• **WHAT NEEDS TO BE DONE**
Pictures should be excluded; otherwise, copy every entry exactly.

---------- SUPPLIED DATA

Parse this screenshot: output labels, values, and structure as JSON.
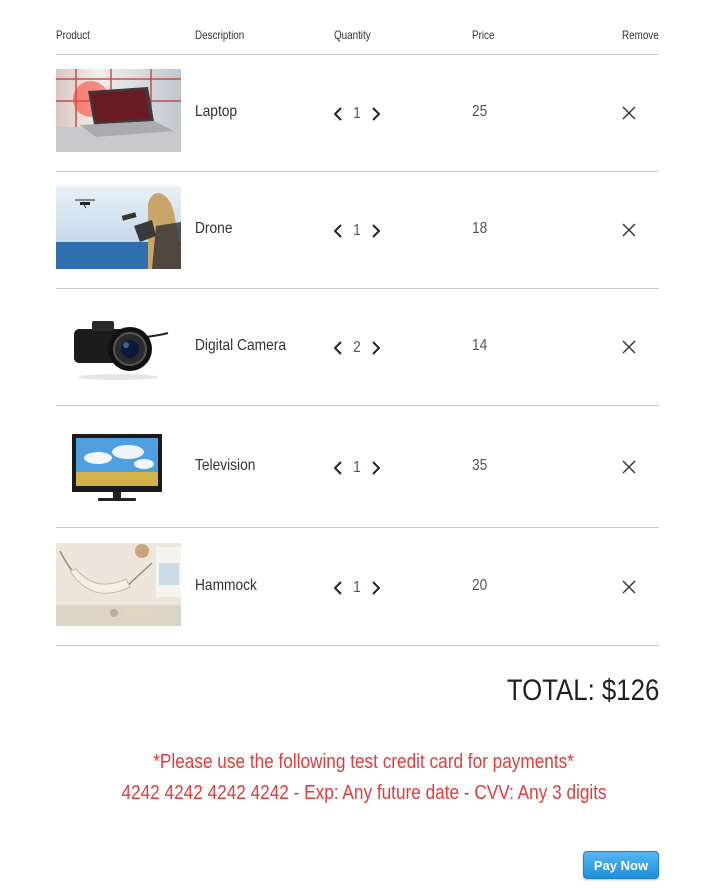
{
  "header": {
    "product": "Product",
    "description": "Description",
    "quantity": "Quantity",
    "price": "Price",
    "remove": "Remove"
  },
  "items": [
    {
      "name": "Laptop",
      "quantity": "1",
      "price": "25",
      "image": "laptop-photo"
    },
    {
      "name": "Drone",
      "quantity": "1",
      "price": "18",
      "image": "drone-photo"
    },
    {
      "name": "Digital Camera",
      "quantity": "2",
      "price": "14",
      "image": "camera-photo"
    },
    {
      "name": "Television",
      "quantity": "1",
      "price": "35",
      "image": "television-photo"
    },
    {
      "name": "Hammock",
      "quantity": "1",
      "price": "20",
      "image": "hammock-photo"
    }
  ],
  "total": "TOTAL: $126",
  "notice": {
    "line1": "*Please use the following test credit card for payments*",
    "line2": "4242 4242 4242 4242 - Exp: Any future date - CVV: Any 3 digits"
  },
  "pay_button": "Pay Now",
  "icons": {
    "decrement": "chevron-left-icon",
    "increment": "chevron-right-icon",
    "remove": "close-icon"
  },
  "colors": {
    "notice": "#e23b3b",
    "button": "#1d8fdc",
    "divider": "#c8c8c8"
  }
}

--------------------

• **RESULT**
Parse this screenshot: output labels, values, and structure as JSON.
{
  "header": {
    "product": "Product",
    "description": "Description",
    "quantity": "Quantity",
    "price": "Price",
    "remove": "Remove"
  },
  "items": [
    {
      "name": "Laptop",
      "quantity": "1",
      "price": "25",
      "image": "laptop-photo"
    },
    {
      "name": "Drone",
      "quantity": "1",
      "price": "18",
      "image": "drone-photo"
    },
    {
      "name": "Digital Camera",
      "quantity": "2",
      "price": "14",
      "image": "camera-photo"
    },
    {
      "name": "Television",
      "quantity": "1",
      "price": "35",
      "image": "television-photo"
    },
    {
      "name": "Hammock",
      "quantity": "1",
      "price": "20",
      "image": "hammock-photo"
    }
  ],
  "total": "TOTAL: $126",
  "notice": {
    "line1": "*Please use the following test credit card for payments*",
    "line2": "4242 4242 4242 4242 - Exp: Any future date - CVV: Any 3 digits"
  },
  "pay_button": "Pay Now",
  "icons": {
    "decrement": "chevron-left-icon",
    "increment": "chevron-right-icon",
    "remove": "close-icon"
  },
  "colors": {
    "notice": "#e23b3b",
    "button": "#1d8fdc",
    "divider": "#c8c8c8"
  }
}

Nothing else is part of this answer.